Task instructions » Only a number is wanted: how many lines in the listing contain the word "icon"?

Extracted entries »
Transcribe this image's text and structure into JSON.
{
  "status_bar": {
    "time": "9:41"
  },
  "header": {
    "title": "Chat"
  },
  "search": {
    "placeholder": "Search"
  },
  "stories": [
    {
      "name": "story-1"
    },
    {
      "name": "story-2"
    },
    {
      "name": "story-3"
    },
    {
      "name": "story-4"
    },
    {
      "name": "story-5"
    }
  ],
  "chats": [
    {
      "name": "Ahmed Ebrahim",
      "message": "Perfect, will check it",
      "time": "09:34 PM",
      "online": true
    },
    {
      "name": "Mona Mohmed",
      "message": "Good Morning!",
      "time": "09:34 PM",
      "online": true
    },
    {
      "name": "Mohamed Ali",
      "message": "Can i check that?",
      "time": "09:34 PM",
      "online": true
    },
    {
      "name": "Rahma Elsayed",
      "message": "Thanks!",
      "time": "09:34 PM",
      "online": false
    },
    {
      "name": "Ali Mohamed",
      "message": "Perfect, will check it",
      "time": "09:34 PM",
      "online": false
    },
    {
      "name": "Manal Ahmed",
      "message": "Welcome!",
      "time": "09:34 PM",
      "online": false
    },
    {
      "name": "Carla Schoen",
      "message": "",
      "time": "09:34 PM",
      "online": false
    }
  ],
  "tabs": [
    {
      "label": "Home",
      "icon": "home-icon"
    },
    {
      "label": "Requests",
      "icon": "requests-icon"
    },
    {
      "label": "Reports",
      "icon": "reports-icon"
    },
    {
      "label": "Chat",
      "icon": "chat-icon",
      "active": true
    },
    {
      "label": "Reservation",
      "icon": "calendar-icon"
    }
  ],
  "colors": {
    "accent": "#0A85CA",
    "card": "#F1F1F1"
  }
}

Result below » 5